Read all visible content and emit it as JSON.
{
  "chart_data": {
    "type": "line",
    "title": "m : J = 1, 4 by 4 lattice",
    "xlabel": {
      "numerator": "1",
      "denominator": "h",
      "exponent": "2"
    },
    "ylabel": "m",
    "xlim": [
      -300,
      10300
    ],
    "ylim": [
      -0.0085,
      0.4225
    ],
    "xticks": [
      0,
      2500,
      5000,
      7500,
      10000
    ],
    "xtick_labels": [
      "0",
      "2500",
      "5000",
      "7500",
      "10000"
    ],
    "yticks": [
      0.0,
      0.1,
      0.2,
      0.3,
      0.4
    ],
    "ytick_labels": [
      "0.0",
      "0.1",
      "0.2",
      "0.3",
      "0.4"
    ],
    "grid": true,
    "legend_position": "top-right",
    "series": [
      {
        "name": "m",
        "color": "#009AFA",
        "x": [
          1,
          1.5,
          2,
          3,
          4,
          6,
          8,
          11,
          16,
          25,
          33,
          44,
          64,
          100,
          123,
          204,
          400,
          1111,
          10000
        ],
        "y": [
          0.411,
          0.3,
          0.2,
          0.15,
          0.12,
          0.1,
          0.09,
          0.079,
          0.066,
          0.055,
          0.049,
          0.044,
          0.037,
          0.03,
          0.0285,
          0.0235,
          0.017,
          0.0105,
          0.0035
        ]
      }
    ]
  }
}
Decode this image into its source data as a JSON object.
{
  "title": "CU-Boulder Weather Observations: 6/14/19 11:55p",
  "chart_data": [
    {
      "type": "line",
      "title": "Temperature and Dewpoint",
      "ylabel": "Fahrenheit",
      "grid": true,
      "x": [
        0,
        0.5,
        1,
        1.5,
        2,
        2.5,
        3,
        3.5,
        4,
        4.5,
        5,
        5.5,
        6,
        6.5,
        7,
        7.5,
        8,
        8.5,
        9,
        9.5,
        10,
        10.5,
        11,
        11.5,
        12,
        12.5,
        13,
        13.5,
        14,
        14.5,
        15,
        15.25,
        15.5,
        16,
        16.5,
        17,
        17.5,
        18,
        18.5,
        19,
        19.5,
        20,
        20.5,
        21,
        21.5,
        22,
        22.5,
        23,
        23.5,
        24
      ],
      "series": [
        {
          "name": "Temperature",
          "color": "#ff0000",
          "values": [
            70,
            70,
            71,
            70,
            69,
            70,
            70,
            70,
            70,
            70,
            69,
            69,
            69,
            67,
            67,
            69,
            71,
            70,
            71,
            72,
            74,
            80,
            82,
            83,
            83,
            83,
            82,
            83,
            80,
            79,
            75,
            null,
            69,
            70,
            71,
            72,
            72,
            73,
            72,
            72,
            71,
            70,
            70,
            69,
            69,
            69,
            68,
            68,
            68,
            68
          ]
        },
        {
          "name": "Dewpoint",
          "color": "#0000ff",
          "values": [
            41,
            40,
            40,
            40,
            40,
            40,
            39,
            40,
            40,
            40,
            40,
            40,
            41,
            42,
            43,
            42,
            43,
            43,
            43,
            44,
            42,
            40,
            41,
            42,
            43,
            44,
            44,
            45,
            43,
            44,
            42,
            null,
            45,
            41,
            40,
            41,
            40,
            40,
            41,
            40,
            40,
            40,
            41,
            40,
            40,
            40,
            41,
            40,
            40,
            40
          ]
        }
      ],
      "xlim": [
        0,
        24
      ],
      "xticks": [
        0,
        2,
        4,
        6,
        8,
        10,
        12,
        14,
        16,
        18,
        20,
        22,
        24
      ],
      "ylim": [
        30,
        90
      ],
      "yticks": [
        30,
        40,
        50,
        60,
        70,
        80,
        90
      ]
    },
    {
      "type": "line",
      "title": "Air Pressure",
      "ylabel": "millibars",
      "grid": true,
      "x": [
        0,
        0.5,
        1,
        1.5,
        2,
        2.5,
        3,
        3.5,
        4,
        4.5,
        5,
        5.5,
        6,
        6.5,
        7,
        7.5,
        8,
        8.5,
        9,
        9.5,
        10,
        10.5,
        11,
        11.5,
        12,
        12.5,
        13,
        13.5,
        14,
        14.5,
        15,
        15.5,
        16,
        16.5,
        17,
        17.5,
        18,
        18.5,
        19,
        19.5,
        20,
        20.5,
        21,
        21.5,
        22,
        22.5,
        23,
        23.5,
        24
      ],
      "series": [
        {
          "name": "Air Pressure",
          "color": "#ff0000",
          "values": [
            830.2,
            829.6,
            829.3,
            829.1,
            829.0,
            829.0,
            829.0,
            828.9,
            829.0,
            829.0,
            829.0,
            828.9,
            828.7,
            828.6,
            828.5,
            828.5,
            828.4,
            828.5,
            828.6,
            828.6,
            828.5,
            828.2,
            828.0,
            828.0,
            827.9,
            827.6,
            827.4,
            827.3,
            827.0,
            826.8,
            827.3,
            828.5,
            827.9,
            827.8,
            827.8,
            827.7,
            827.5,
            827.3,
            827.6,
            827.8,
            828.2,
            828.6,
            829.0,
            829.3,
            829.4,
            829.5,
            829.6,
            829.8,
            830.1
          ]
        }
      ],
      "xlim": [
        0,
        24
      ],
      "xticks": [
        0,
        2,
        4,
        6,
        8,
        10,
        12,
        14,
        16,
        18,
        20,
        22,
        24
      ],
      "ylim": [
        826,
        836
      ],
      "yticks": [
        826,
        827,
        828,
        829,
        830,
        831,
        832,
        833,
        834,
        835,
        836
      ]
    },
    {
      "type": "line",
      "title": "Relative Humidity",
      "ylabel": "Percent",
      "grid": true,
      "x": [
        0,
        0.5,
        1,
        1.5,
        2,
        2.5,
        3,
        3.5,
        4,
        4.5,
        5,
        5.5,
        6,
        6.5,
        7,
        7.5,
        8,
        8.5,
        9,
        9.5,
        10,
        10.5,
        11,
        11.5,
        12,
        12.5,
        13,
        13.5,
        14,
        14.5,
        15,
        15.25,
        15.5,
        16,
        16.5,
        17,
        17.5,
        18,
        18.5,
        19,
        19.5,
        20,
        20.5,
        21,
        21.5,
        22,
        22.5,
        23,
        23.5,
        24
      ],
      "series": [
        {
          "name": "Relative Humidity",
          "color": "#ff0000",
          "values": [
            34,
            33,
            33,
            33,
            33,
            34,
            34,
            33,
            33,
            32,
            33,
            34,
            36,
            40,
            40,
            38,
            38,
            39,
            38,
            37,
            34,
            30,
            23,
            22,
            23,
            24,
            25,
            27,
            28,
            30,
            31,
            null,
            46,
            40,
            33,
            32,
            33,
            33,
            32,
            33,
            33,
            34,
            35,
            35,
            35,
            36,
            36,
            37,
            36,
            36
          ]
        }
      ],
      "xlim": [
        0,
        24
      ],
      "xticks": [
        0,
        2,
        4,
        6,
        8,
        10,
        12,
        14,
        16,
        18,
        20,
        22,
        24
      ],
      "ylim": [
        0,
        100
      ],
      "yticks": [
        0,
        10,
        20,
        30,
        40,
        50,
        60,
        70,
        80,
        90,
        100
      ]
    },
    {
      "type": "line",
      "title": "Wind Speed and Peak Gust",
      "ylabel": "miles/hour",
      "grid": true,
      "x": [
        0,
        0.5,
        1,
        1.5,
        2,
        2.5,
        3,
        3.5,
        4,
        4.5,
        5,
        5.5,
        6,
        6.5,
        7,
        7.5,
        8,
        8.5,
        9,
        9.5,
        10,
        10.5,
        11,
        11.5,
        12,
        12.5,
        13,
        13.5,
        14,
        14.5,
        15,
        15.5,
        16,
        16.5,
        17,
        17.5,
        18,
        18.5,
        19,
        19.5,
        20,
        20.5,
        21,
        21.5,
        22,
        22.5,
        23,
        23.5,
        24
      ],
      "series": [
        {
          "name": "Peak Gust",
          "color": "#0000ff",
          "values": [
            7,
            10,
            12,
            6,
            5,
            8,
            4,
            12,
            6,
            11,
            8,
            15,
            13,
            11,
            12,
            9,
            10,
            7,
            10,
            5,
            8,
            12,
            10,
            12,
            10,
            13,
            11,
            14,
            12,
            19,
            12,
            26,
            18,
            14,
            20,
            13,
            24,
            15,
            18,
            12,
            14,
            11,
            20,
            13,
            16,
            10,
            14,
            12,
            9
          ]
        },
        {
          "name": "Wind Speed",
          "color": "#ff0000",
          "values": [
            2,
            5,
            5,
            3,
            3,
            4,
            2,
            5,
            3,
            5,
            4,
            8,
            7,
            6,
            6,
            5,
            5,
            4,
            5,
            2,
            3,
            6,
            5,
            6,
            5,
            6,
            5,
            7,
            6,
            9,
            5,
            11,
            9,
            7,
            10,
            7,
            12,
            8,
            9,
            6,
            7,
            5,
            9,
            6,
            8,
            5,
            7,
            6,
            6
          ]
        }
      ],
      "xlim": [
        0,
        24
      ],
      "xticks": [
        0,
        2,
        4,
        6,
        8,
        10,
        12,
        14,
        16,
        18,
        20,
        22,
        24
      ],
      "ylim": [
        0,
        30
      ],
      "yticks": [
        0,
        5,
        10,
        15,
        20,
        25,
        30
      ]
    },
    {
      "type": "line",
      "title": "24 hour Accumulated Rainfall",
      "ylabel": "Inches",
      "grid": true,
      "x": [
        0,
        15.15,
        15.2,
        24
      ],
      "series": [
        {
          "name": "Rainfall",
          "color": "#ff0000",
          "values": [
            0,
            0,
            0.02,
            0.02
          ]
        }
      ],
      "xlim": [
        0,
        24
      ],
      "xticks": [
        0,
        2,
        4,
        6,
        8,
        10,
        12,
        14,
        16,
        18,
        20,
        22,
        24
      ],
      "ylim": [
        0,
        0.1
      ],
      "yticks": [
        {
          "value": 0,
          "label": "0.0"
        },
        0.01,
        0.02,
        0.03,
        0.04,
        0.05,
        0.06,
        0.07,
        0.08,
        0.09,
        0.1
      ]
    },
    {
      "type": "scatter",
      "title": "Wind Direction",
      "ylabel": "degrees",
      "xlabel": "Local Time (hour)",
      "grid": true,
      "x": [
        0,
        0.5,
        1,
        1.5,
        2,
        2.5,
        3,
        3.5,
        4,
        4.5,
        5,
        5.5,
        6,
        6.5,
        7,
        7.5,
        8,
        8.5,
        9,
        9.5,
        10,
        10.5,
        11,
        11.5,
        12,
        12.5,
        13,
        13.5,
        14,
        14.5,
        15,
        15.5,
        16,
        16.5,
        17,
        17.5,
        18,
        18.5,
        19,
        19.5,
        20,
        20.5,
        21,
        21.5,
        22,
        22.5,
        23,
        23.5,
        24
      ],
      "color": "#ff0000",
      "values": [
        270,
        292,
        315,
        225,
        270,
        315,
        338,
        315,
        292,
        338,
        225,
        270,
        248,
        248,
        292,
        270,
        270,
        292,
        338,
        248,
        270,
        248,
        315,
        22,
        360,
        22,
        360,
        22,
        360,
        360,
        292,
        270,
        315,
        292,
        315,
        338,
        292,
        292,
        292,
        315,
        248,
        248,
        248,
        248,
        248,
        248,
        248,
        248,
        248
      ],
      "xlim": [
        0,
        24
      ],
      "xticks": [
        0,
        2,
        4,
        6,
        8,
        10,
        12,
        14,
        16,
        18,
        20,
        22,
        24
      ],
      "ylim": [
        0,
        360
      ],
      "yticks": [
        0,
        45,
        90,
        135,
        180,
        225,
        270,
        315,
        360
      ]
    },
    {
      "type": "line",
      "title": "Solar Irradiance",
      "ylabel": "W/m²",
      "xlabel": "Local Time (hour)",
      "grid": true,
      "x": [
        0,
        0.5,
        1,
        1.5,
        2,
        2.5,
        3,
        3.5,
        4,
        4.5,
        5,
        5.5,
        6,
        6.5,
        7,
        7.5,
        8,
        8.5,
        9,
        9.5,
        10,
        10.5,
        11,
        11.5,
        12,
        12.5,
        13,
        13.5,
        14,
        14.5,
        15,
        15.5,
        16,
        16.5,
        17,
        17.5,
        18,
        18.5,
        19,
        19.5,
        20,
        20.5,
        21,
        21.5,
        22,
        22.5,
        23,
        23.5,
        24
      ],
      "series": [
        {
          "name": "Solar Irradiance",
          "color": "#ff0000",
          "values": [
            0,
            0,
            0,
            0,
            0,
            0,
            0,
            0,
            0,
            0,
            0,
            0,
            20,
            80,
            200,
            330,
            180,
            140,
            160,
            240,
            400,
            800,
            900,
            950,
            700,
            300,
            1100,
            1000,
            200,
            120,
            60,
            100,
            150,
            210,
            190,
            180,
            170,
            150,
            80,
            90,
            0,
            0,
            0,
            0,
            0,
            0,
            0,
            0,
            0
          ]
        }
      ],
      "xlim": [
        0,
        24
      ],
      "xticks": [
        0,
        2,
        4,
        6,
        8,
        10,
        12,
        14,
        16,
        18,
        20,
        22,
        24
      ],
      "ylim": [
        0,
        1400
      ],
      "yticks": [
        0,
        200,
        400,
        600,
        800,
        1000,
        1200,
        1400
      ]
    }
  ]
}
┄┄┄┄┄┄┄┄┄┄┄┄┄┄┄┄┄┄┄┄
- _Problem description_
Pull out and copy each line containing the string "Speed".

- _Worked solution_
      "title": "Wind Speed and Peak Gust",
          "name": "Wind Speed",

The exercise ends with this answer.